> _TASK GOAL_:
Transcribe every entry word for word. Skip the pictures.

Chart and figure data:

**********

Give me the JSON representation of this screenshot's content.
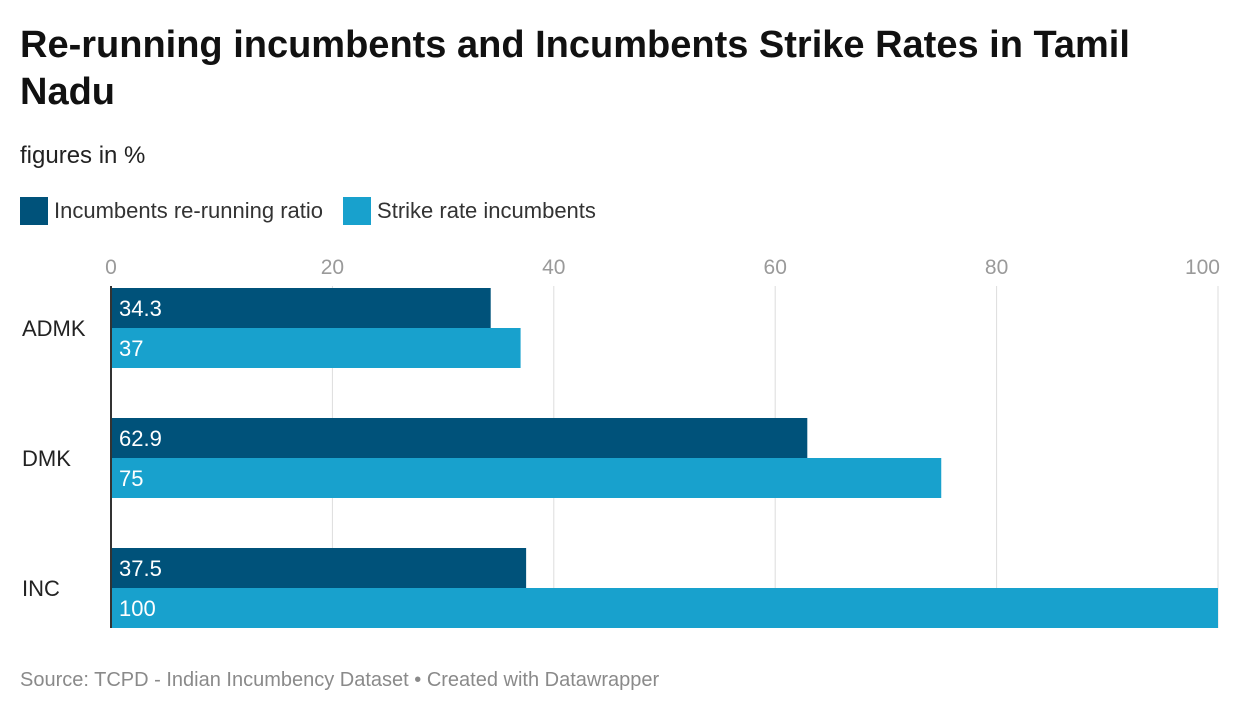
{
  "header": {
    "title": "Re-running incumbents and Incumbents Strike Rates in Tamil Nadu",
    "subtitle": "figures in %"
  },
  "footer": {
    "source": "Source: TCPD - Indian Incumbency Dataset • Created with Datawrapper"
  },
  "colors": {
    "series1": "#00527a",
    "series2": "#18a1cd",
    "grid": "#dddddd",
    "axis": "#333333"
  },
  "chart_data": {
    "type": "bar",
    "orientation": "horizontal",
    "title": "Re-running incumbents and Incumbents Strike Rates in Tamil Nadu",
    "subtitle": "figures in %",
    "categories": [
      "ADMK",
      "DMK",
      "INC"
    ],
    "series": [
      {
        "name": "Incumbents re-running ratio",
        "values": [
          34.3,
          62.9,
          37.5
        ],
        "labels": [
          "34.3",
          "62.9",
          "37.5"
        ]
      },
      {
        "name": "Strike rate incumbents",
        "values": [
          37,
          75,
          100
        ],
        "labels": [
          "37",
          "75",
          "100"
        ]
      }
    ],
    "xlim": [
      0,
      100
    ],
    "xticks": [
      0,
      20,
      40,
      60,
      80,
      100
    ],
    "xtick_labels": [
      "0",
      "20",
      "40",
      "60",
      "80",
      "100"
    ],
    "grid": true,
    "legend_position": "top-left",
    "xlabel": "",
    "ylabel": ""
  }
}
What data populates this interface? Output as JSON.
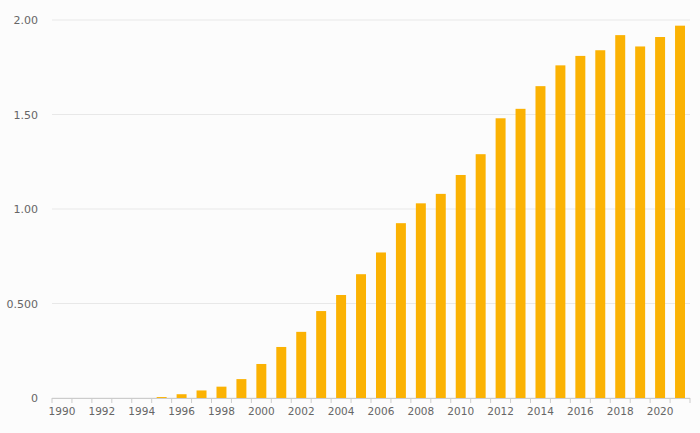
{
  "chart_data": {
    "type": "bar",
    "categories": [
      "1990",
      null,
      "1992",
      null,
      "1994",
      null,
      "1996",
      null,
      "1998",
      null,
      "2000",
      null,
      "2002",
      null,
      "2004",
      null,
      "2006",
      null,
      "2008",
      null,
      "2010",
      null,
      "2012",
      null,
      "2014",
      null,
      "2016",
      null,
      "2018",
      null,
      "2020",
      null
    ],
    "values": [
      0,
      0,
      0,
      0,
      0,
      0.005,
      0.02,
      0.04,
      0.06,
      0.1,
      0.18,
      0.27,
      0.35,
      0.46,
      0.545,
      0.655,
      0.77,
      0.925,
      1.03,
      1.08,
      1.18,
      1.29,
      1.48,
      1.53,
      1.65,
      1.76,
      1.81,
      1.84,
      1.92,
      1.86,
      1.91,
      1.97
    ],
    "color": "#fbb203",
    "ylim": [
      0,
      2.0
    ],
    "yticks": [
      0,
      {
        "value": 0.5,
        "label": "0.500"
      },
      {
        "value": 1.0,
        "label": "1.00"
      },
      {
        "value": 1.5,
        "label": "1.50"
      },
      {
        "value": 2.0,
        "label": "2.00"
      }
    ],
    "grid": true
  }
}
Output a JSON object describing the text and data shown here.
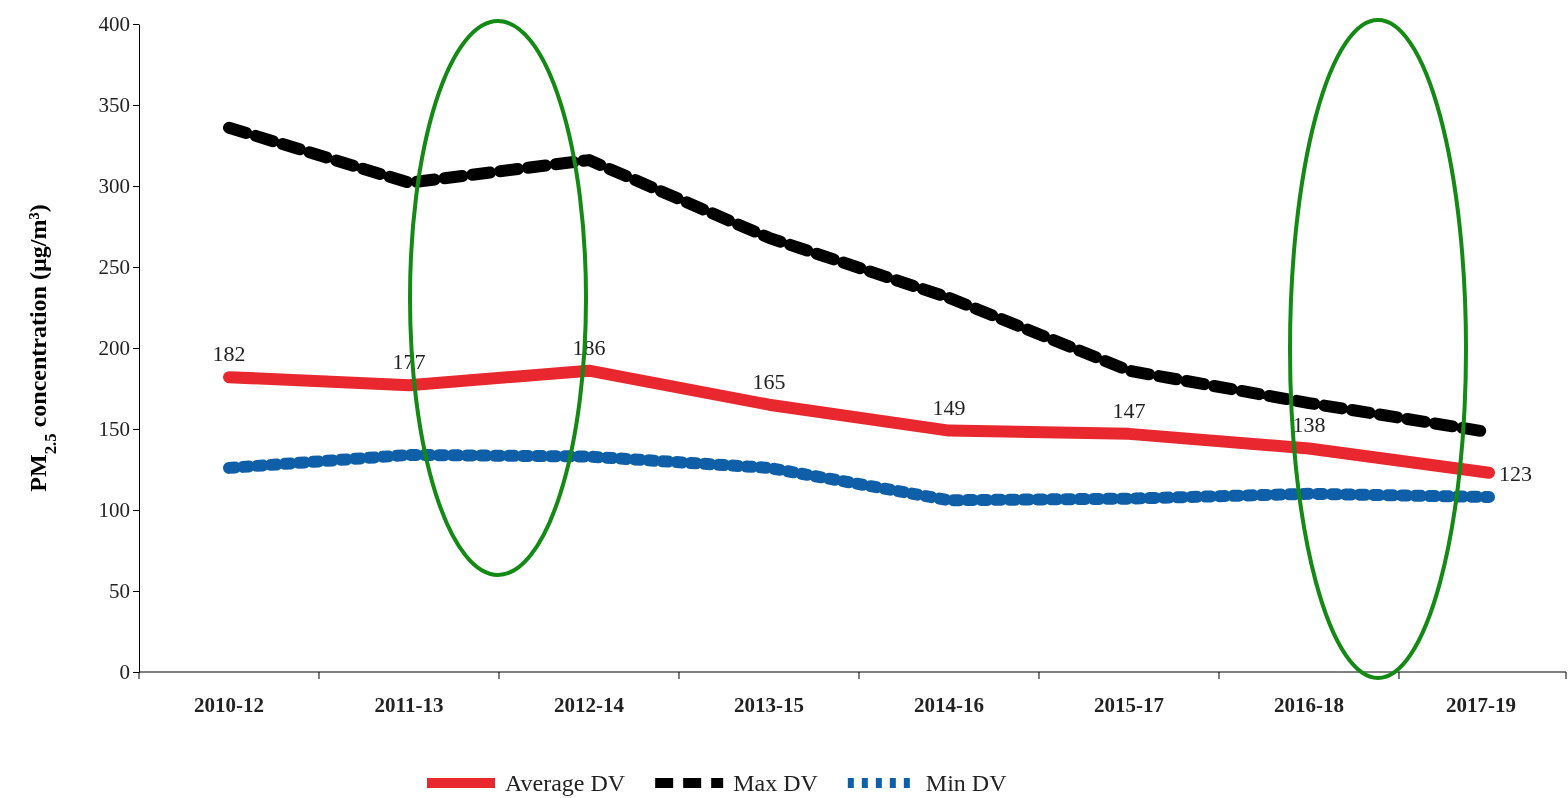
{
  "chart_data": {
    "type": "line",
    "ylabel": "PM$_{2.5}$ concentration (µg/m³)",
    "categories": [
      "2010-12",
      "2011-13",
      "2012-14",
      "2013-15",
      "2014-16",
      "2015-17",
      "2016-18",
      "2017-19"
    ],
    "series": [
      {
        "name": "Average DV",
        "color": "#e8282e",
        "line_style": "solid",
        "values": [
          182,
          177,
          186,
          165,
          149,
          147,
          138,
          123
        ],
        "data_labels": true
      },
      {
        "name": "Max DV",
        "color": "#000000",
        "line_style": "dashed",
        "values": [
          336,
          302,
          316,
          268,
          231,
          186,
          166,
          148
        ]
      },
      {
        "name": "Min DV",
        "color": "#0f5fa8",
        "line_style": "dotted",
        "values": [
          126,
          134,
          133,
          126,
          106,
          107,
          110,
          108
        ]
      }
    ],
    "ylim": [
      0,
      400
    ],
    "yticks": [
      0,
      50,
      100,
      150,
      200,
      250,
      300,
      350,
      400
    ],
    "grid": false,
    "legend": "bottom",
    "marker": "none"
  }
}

**********

> _SOLUTION_:
Give me the JSON representation of this screenshot's content.
{
  "header": {
    "title": "Re-running incumbents and Incumbents Strike Rates in Tamil Nadu",
    "subtitle": "figures in %"
  },
  "footer": {
    "source": "Source: TCPD - Indian Incumbency Dataset • Created with Datawrapper"
  },
  "colors": {
    "series1": "#00527a",
    "series2": "#18a1cd",
    "grid": "#dddddd",
    "axis": "#333333"
  },
  "chart_data": {
    "type": "bar",
    "orientation": "horizontal",
    "title": "Re-running incumbents and Incumbents Strike Rates in Tamil Nadu",
    "subtitle": "figures in %",
    "categories": [
      "ADMK",
      "DMK",
      "INC"
    ],
    "series": [
      {
        "name": "Incumbents re-running ratio",
        "values": [
          34.3,
          62.9,
          37.5
        ],
        "labels": [
          "34.3",
          "62.9",
          "37.5"
        ]
      },
      {
        "name": "Strike rate incumbents",
        "values": [
          37,
          75,
          100
        ],
        "labels": [
          "37",
          "75",
          "100"
        ]
      }
    ],
    "xlim": [
      0,
      100
    ],
    "xticks": [
      0,
      20,
      40,
      60,
      80,
      100
    ],
    "xtick_labels": [
      "0",
      "20",
      "40",
      "60",
      "80",
      "100"
    ],
    "grid": true,
    "legend_position": "top-left",
    "xlabel": "",
    "ylabel": ""
  }
}
What data populates this interface? Output as JSON.
{
  "chart_data": {
    "type": "bar",
    "categories": [
      "1990",
      null,
      "1992",
      null,
      "1994",
      null,
      "1996",
      null,
      "1998",
      null,
      "2000",
      null,
      "2002",
      null,
      "2004",
      null,
      "2006",
      null,
      "2008",
      null,
      "2010",
      null,
      "2012",
      null,
      "2014",
      null,
      "2016",
      null,
      "2018",
      null,
      "2020",
      null
    ],
    "values": [
      0,
      0,
      0,
      0,
      0,
      0.005,
      0.02,
      0.04,
      0.06,
      0.1,
      0.18,
      0.27,
      0.35,
      0.46,
      0.545,
      0.655,
      0.77,
      0.925,
      1.03,
      1.08,
      1.18,
      1.29,
      1.48,
      1.53,
      1.65,
      1.76,
      1.81,
      1.84,
      1.92,
      1.86,
      1.91,
      1.97
    ],
    "color": "#fbb203",
    "ylim": [
      0,
      2.0
    ],
    "yticks": [
      0,
      {
        "value": 0.5,
        "label": "0.500"
      },
      {
        "value": 1.0,
        "label": "1.00"
      },
      {
        "value": 1.5,
        "label": "1.50"
      },
      {
        "value": 2.0,
        "label": "2.00"
      }
    ],
    "grid": true
  }
}
Output a JSON object describing the text and data shown here.
{
  "chart_data": {
    "type": "line",
    "ylabel": "PM$_{2.5}$ concentration (µg/m³)",
    "categories": [
      "2010-12",
      "2011-13",
      "2012-14",
      "2013-15",
      "2014-16",
      "2015-17",
      "2016-18",
      "2017-19"
    ],
    "series": [
      {
        "name": "Average DV",
        "color": "#e8282e",
        "line_style": "solid",
        "values": [
          182,
          177,
          186,
          165,
          149,
          147,
          138,
          123
        ],
        "data_labels": true
      },
      {
        "name": "Max DV",
        "color": "#000000",
        "line_style": "dashed",
        "values": [
          336,
          302,
          316,
          268,
          231,
          186,
          166,
          148
        ]
      },
      {
        "name": "Min DV",
        "color": "#0f5fa8",
        "line_style": "dotted",
        "values": [
          126,
          134,
          133,
          126,
          106,
          107,
          110,
          108
        ]
      }
    ],
    "ylim": [
      0,
      400
    ],
    "yticks": [
      0,
      50,
      100,
      150,
      200,
      250,
      300,
      350,
      400
    ],
    "grid": false,
    "legend": "bottom",
    "marker": "none"
  }
}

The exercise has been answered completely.